### Data records
******************************
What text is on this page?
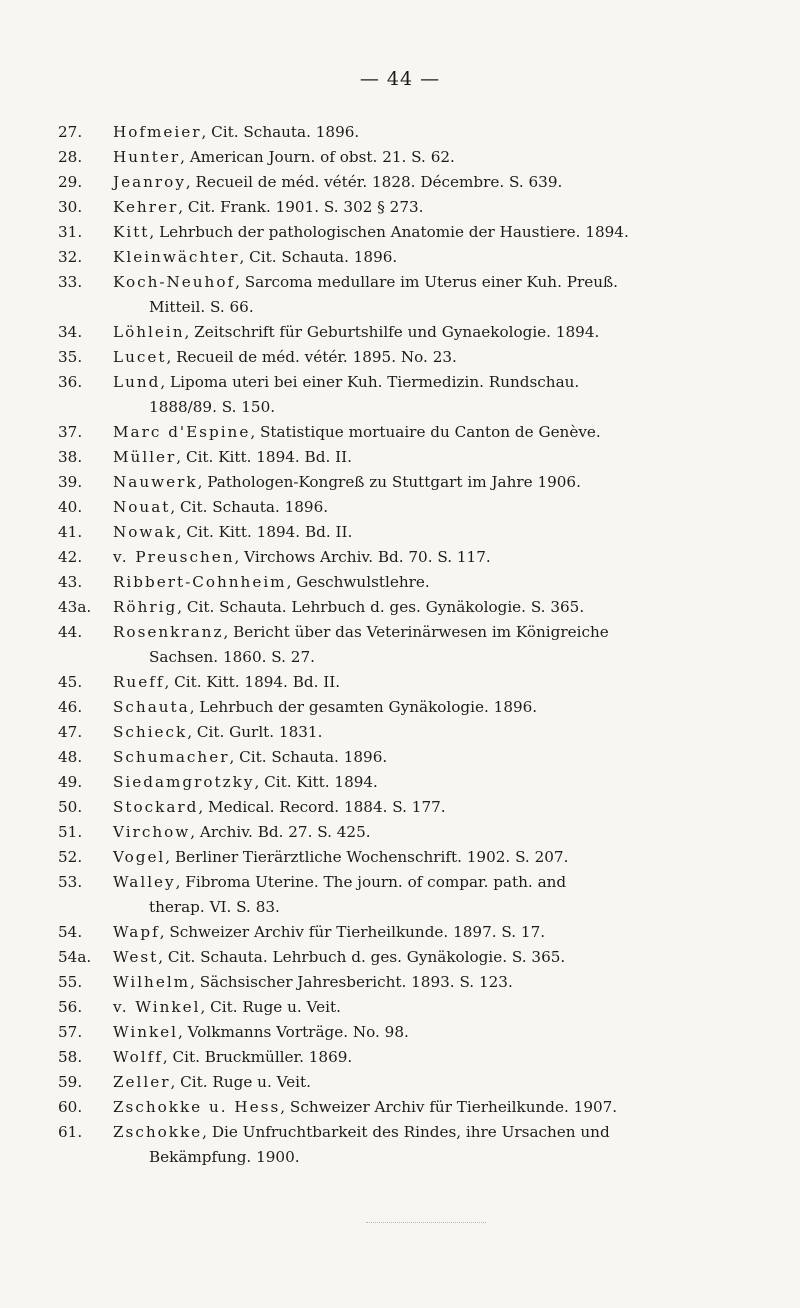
— 44 —
27.	Hofmeier, Cit. Schauta. 1896.
28.	Hunter, American Journ. of obst. 21. S. 62.
29.	Jeanroy, Recueil de méd. vétér. 1828. Décembre. S. 639.
30.	Kehrer, Cit. Frank. 1901. S. 302 § 273.
31.	Kitt, Lehrbuch der pathologischen Anatomie der Haustiere. 1894.
32.	Kleinwächter, Cit. Schauta. 1896.
33.	Koch-Neuhof, Sarcoma medullare im Uterus einer Kuh. Preuß.
Mitteil. S. 66.
34.	Löhlein, Zeitschrift für Geburtshilfe und Gynaekologie. 1894.
35.	Lucet, Recueil de méd. vétér. 1895. No. 23.
36.	Lund, Lipoma uteri bei einer Kuh. Tiermedizin. Rundschau.
1888/89. S. 150.
37.	Marc d'Espine, Statistique mortuaire du Canton de Genève.
38.	Müller, Cit. Kitt. 1894. Bd. II.
39.	Nauwerk, Pathologen-Kongreß zu Stuttgart im Jahre 1906.
40.	Nouat, Cit. Schauta. 1896.
41.	Nowak, Cit. Kitt. 1894. Bd. II.
42.	v. Preuschen, Virchows Archiv. Bd. 70. S. 117.
43.	Ribbert-Cohnheim, Geschwulstlehre.
43a.	Röhrig, Cit. Schauta. Lehrbuch d. ges. Gynäkologie. S. 365.
44.	Rosenkranz, Bericht über das Veterinärwesen im Königreiche
Sachsen. 1860. S. 27.
45.	Rueff, Cit. Kitt. 1894. Bd. II.
46.	Schauta, Lehrbuch der gesamten Gynäkologie. 1896.
47.	Schieck, Cit. Gurlt. 1831.
48.	Schumacher, Cit. Schauta. 1896.
49.	Siedamgrotzky, Cit. Kitt. 1894.
50.	Stockard, Medical. Record. 1884. S. 177.
51.	Virchow, Archiv. Bd. 27. S. 425.
52.	Vogel, Berliner Tierärztliche Wochenschrift. 1902. S. 207.
53.	Walley, Fibroma Uterine. The journ. of compar. path. and
therap. VI. S. 83.
54.	Wapf, Schweizer Archiv für Tierheilkunde. 1897. S. 17.
54a.	West, Cit. Schauta. Lehrbuch d. ges. Gynäkologie. S. 365.
55.	Wilhelm, Sächsischer Jahresbericht. 1893. S. 123.
56.	v. Winkel, Cit. Ruge u. Veit.
57.	Winkel, Volkmanns Vorträge. No. 98.
58.	Wolff, Cit. Bruckmüller. 1869.
59.	Zeller, Cit. Ruge u. Veit.
60.	Zschokke u. Hess, Schweizer Archiv für Tierheilkunde. 1907.
61.	Zschokke, Die Unfruchtbarkeit des Rindes, ihre Ursachen und
Bekämpfung. 1900.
******************************
### PROBLEM TO SOLVE
Write out all the records again, exactly, minus any pictures.

### WORKED SOLUTION
What text is on this page?
— 44 —
27.	Hofmeier, Cit. Schauta. 1896.
28.	Hunter, American Journ. of obst. 21. S. 62.
29.	Jeanroy, Recueil de méd. vétér. 1828. Décembre. S. 639.
30.	Kehrer, Cit. Frank. 1901. S. 302 § 273.
31.	Kitt, Lehrbuch der pathologischen Anatomie der Haustiere. 1894.
32.	Kleinwächter, Cit. Schauta. 1896.
33.	Koch-Neuhof, Sarcoma medullare im Uterus einer Kuh. Preuß.
Mitteil. S. 66.
34.	Löhlein, Zeitschrift für Geburtshilfe und Gynaekologie. 1894.
35.	Lucet, Recueil de méd. vétér. 1895. No. 23.
36.	Lund, Lipoma uteri bei einer Kuh. Tiermedizin. Rundschau.
1888/89. S. 150.
37.	Marc d'Espine, Statistique mortuaire du Canton de Genève.
38.	Müller, Cit. Kitt. 1894. Bd. II.
39.	Nauwerk, Pathologen-Kongreß zu Stuttgart im Jahre 1906.
40.	Nouat, Cit. Schauta. 1896.
41.	Nowak, Cit. Kitt. 1894. Bd. II.
42.	v. Preuschen, Virchows Archiv. Bd. 70. S. 117.
43.	Ribbert-Cohnheim, Geschwulstlehre.
43a.	Röhrig, Cit. Schauta. Lehrbuch d. ges. Gynäkologie. S. 365.
44.	Rosenkranz, Bericht über das Veterinärwesen im Königreiche
Sachsen. 1860. S. 27.
45.	Rueff, Cit. Kitt. 1894. Bd. II.
46.	Schauta, Lehrbuch der gesamten Gynäkologie. 1896.
47.	Schieck, Cit. Gurlt. 1831.
48.	Schumacher, Cit. Schauta. 1896.
49.	Siedamgrotzky, Cit. Kitt. 1894.
50.	Stockard, Medical. Record. 1884. S. 177.
51.	Virchow, Archiv. Bd. 27. S. 425.
52.	Vogel, Berliner Tierärztliche Wochenschrift. 1902. S. 207.
53.	Walley, Fibroma Uterine. The journ. of compar. path. and
therap. VI. S. 83.
54.	Wapf, Schweizer Archiv für Tierheilkunde. 1897. S. 17.
54a.	West, Cit. Schauta. Lehrbuch d. ges. Gynäkologie. S. 365.
55.	Wilhelm, Sächsischer Jahresbericht. 1893. S. 123.
56.	v. Winkel, Cit. Ruge u. Veit.
57.	Winkel, Volkmanns Vorträge. No. 98.
58.	Wolff, Cit. Bruckmüller. 1869.
59.	Zeller, Cit. Ruge u. Veit.
60.	Zschokke u. Hess, Schweizer Archiv für Tierheilkunde. 1907.
61.	Zschokke, Die Unfruchtbarkeit des Rindes, ihre Ursachen und
Bekämpfung. 1900.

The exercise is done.